__REQUIREMENT__.
Repeat the material below exactly, with no pictures.
==========
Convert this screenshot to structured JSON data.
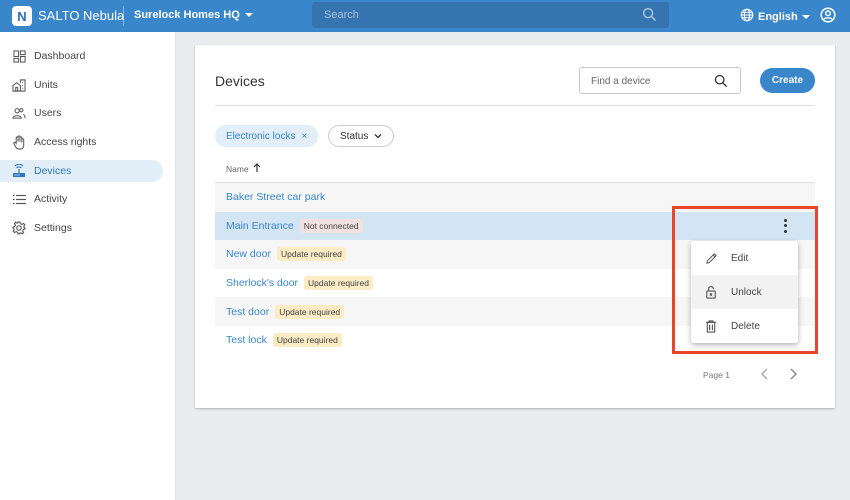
{
  "topbar": {
    "logo_letter": "N",
    "brand": "SALTO Nebula",
    "site": "Surelock Homes HQ",
    "search_placeholder": "Search",
    "language": "English",
    "icons": [
      "logo-icon",
      "chevron-down-icon",
      "search-icon",
      "globe-icon",
      "account-circle-icon"
    ]
  },
  "sidebar": {
    "items": [
      {
        "label": "Dashboard",
        "icon": "dashboard-icon",
        "active": false
      },
      {
        "label": "Units",
        "icon": "units-icon",
        "active": false
      },
      {
        "label": "Users",
        "icon": "users-icon",
        "active": false
      },
      {
        "label": "Access rights",
        "icon": "hand-icon",
        "active": false
      },
      {
        "label": "Devices",
        "icon": "router-icon",
        "active": true
      },
      {
        "label": "Activity",
        "icon": "list-icon",
        "active": false
      },
      {
        "label": "Settings",
        "icon": "gear-icon",
        "active": false
      }
    ]
  },
  "main": {
    "title": "Devices",
    "find_placeholder": "Find a device",
    "create_label": "Create",
    "filters": {
      "active_chip": "Electronic locks",
      "status_label": "Status"
    },
    "column_header": "Name",
    "rows": [
      {
        "name": "Baker Street car park",
        "badge": null,
        "badge_type": null
      },
      {
        "name": "Main Entrance",
        "badge": "Not connected",
        "badge_type": "error"
      },
      {
        "name": "New door",
        "badge": "Update required",
        "badge_type": "warning"
      },
      {
        "name": "Sherlock's door",
        "badge": "Update required",
        "badge_type": "warning"
      },
      {
        "name": "Test door",
        "badge": "Update required",
        "badge_type": "warning"
      },
      {
        "name": "Test lock",
        "badge": "Update required",
        "badge_type": "warning"
      }
    ],
    "pagination": {
      "label": "Page 1"
    }
  },
  "context_menu": {
    "items": [
      {
        "label": "Edit",
        "icon": "pencil-icon"
      },
      {
        "label": "Unlock",
        "icon": "lock-open-icon"
      },
      {
        "label": "Delete",
        "icon": "trash-icon"
      }
    ]
  },
  "colors": {
    "primary": "#3a86cb",
    "highlight_box": "#e8452c",
    "selected_row": "#d3e5f3",
    "warning_badge": "#fbecc6",
    "error_badge": "#f3e1e1"
  }
}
==========
__FINAL RESULT__.
Convert this screenshot to structured JSON data.
{
  "topbar": {
    "logo_letter": "N",
    "brand": "SALTO Nebula",
    "site": "Surelock Homes HQ",
    "search_placeholder": "Search",
    "language": "English",
    "icons": [
      "logo-icon",
      "chevron-down-icon",
      "search-icon",
      "globe-icon",
      "account-circle-icon"
    ]
  },
  "sidebar": {
    "items": [
      {
        "label": "Dashboard",
        "icon": "dashboard-icon",
        "active": false
      },
      {
        "label": "Units",
        "icon": "units-icon",
        "active": false
      },
      {
        "label": "Users",
        "icon": "users-icon",
        "active": false
      },
      {
        "label": "Access rights",
        "icon": "hand-icon",
        "active": false
      },
      {
        "label": "Devices",
        "icon": "router-icon",
        "active": true
      },
      {
        "label": "Activity",
        "icon": "list-icon",
        "active": false
      },
      {
        "label": "Settings",
        "icon": "gear-icon",
        "active": false
      }
    ]
  },
  "main": {
    "title": "Devices",
    "find_placeholder": "Find a device",
    "create_label": "Create",
    "filters": {
      "active_chip": "Electronic locks",
      "status_label": "Status"
    },
    "column_header": "Name",
    "rows": [
      {
        "name": "Baker Street car park",
        "badge": null,
        "badge_type": null
      },
      {
        "name": "Main Entrance",
        "badge": "Not connected",
        "badge_type": "error"
      },
      {
        "name": "New door",
        "badge": "Update required",
        "badge_type": "warning"
      },
      {
        "name": "Sherlock's door",
        "badge": "Update required",
        "badge_type": "warning"
      },
      {
        "name": "Test door",
        "badge": "Update required",
        "badge_type": "warning"
      },
      {
        "name": "Test lock",
        "badge": "Update required",
        "badge_type": "warning"
      }
    ],
    "pagination": {
      "label": "Page 1"
    }
  },
  "context_menu": {
    "items": [
      {
        "label": "Edit",
        "icon": "pencil-icon"
      },
      {
        "label": "Unlock",
        "icon": "lock-open-icon"
      },
      {
        "label": "Delete",
        "icon": "trash-icon"
      }
    ]
  },
  "colors": {
    "primary": "#3a86cb",
    "highlight_box": "#e8452c",
    "selected_row": "#d3e5f3",
    "warning_badge": "#fbecc6",
    "error_badge": "#f3e1e1"
  }
}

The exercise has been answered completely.